═════ DATA EXTRACT
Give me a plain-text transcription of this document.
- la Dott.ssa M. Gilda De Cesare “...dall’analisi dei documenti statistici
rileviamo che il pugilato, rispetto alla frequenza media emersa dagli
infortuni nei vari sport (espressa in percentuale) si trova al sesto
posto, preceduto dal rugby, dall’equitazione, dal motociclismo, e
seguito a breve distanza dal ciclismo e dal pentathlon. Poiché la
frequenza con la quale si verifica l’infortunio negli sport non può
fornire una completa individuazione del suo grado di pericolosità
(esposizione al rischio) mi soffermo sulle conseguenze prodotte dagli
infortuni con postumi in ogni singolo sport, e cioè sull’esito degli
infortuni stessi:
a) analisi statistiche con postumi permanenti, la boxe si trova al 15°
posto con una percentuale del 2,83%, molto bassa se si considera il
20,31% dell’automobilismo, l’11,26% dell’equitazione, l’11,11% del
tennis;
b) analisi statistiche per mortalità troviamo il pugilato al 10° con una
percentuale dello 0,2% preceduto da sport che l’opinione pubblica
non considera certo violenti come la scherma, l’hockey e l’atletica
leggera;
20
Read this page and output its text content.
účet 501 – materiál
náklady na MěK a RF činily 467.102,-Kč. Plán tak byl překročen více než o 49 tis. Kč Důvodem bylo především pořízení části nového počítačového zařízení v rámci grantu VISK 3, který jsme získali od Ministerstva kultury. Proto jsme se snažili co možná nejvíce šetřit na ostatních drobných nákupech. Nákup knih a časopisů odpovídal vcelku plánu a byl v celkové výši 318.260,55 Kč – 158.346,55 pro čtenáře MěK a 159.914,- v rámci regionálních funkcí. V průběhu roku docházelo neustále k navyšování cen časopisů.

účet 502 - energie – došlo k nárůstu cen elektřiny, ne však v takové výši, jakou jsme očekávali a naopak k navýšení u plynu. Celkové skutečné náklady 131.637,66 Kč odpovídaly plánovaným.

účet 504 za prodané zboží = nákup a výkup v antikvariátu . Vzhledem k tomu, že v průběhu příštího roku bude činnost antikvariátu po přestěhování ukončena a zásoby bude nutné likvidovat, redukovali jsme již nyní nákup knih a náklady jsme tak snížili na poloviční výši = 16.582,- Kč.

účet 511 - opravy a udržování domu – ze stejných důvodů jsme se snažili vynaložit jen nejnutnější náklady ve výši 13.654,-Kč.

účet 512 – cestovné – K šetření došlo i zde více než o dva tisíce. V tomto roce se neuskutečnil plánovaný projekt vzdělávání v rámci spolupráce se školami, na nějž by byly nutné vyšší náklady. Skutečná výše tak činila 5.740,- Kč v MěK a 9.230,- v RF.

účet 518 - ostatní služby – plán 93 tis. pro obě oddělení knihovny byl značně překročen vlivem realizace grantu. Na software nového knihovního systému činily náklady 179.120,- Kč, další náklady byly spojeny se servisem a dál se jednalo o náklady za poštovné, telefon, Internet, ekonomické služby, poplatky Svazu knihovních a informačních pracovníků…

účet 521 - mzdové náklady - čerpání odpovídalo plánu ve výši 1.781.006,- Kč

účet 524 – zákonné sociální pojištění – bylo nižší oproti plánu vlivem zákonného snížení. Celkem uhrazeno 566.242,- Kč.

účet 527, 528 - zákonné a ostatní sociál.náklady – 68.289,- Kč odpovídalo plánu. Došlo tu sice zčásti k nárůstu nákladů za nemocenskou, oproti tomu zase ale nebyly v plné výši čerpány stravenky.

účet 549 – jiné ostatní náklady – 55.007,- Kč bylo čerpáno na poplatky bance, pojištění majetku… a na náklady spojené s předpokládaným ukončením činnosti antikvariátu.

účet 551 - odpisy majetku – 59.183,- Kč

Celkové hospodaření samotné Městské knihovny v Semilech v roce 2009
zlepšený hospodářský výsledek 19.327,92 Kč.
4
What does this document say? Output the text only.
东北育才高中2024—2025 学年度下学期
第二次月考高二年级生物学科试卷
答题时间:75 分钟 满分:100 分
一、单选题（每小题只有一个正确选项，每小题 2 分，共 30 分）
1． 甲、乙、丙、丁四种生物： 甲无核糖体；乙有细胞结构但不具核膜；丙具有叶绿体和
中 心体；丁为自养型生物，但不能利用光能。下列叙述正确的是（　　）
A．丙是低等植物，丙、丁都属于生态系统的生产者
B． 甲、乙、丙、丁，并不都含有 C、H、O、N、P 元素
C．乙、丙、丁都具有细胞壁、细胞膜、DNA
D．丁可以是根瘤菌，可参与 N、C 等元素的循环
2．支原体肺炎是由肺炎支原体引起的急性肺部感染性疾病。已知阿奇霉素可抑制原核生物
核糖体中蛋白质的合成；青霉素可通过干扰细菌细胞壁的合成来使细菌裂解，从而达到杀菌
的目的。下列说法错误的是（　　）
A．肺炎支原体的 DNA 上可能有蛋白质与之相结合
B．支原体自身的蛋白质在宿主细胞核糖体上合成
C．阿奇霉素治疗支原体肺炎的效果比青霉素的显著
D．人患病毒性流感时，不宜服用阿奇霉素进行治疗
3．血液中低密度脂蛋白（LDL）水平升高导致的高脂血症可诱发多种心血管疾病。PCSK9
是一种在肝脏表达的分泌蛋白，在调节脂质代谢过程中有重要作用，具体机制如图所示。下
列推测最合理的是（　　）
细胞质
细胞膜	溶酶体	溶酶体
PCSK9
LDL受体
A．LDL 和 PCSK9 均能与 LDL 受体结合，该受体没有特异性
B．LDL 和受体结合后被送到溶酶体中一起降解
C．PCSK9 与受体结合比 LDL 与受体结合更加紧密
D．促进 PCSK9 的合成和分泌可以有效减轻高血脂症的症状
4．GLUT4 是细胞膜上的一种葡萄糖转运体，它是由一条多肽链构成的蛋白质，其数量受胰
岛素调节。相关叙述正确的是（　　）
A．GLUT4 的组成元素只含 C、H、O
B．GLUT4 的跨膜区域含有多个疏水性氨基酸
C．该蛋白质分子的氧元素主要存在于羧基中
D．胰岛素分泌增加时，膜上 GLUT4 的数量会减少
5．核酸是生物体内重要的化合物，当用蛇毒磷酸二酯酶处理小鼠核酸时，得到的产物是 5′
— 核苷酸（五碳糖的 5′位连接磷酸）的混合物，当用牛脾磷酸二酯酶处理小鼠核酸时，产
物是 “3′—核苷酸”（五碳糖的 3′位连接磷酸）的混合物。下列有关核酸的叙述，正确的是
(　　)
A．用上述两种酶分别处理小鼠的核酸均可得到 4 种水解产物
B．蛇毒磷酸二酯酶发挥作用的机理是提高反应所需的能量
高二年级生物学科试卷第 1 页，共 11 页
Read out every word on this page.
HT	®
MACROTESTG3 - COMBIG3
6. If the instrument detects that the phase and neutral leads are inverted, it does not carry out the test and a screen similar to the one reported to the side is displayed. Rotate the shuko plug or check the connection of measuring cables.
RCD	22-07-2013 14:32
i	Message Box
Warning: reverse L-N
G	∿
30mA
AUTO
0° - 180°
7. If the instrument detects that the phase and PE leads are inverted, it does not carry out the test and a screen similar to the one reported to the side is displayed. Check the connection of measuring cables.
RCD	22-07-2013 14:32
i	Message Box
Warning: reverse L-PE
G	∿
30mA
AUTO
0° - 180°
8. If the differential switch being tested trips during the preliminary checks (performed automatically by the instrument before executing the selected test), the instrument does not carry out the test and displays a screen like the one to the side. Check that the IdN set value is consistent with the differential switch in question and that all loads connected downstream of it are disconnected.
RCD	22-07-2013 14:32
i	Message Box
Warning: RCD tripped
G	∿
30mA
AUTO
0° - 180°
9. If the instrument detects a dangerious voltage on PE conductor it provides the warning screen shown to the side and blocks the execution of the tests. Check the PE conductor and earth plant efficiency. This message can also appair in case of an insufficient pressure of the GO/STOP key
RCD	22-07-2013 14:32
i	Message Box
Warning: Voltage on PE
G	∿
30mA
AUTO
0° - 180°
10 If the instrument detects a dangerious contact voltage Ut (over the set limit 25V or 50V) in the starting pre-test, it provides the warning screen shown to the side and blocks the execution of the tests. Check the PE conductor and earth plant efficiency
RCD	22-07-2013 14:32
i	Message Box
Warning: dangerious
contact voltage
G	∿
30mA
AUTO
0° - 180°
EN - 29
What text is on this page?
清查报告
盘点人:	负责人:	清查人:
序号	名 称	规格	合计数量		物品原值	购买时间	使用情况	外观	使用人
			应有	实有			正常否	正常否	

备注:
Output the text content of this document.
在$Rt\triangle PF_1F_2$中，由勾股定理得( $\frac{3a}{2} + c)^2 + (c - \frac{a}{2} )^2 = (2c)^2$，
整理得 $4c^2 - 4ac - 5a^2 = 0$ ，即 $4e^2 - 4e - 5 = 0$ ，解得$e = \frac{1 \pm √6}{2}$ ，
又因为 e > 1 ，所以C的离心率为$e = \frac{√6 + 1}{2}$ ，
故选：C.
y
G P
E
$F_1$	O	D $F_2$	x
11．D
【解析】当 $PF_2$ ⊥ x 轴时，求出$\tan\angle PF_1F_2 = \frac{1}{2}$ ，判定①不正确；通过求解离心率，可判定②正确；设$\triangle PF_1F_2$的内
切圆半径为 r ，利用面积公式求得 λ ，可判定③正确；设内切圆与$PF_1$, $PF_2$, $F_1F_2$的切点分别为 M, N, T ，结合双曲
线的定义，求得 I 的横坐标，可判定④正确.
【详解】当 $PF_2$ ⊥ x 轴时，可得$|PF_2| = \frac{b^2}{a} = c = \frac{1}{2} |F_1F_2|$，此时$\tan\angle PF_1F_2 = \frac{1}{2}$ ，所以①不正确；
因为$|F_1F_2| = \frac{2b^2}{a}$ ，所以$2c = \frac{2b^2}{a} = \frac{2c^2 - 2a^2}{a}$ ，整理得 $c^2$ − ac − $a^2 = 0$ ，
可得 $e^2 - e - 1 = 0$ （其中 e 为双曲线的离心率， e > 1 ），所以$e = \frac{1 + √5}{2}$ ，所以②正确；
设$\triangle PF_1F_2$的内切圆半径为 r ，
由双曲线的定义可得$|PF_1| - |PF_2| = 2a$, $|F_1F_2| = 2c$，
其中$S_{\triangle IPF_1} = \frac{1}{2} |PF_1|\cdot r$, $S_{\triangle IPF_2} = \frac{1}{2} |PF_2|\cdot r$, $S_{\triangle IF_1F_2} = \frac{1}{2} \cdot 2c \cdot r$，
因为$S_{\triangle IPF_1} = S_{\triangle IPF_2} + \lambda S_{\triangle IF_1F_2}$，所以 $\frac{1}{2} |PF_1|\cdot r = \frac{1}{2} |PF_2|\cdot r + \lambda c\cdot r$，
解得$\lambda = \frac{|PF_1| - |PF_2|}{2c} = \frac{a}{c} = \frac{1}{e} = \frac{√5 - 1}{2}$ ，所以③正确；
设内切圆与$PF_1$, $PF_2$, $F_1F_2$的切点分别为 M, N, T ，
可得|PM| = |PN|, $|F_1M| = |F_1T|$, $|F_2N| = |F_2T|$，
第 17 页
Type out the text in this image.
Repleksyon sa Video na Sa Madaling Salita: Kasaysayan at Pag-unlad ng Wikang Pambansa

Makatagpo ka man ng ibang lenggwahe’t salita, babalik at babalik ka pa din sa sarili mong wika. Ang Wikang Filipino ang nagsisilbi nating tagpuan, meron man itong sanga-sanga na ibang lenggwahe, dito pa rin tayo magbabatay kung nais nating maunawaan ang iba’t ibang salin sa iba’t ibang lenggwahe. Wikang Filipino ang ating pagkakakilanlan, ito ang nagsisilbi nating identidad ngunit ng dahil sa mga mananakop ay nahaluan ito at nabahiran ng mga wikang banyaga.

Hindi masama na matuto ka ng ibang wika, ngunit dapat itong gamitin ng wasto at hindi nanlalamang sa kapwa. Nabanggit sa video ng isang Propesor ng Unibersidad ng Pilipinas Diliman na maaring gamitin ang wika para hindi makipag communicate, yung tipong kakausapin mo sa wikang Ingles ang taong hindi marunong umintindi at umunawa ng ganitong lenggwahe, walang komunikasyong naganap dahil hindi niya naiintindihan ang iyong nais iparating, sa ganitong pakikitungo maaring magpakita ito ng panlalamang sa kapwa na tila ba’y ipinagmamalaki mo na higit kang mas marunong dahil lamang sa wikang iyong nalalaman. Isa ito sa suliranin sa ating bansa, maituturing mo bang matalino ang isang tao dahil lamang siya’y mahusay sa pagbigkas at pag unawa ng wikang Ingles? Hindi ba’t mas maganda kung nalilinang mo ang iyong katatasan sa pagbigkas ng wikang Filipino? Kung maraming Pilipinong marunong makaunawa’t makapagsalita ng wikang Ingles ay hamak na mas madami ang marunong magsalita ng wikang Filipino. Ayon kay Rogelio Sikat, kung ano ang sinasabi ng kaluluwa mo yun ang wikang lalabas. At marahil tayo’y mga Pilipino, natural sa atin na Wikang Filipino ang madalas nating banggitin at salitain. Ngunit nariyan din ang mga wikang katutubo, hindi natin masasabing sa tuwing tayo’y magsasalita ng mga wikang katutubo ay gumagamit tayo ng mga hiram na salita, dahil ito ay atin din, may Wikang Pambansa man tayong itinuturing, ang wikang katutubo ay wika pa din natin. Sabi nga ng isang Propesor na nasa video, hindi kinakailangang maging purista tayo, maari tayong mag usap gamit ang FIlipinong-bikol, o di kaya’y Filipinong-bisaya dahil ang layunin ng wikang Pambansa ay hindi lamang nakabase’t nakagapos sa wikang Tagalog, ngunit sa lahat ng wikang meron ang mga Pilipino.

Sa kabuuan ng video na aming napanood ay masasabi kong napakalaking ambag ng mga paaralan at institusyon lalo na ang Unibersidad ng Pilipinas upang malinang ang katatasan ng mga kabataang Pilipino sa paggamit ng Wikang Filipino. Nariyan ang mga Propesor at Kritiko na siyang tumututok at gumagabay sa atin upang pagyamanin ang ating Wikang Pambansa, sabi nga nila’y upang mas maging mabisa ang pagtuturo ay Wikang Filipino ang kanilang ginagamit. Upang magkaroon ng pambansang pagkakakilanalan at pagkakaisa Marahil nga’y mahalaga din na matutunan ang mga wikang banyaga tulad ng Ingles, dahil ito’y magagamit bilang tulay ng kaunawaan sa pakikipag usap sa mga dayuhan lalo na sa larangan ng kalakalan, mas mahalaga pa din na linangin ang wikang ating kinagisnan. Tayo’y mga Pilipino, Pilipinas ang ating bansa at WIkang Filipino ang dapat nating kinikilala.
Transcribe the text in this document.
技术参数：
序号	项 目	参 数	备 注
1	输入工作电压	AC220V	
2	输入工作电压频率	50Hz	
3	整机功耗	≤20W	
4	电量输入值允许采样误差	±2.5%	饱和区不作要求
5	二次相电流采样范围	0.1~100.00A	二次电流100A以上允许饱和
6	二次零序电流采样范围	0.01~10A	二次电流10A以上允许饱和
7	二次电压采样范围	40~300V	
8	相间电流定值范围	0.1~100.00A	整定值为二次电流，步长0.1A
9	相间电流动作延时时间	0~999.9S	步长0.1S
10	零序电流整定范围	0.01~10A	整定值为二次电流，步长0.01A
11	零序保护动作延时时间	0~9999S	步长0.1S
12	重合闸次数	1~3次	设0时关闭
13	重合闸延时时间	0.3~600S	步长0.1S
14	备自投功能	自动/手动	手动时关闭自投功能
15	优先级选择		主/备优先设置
══════════
REQUIRED WORK:
Copy each line of the preceding data that contains the string "位连接磷酸".

RESULT:
— 核苷酸（五碳糖的 5′位连接磷酸）的混合物，当用牛脾磷酸二酯酶处理小鼠核酸时，产
物是 “3′—核苷酸”（五碳糖的 3′位连接磷酸）的混合物。下列有关核酸的叙述，正确的是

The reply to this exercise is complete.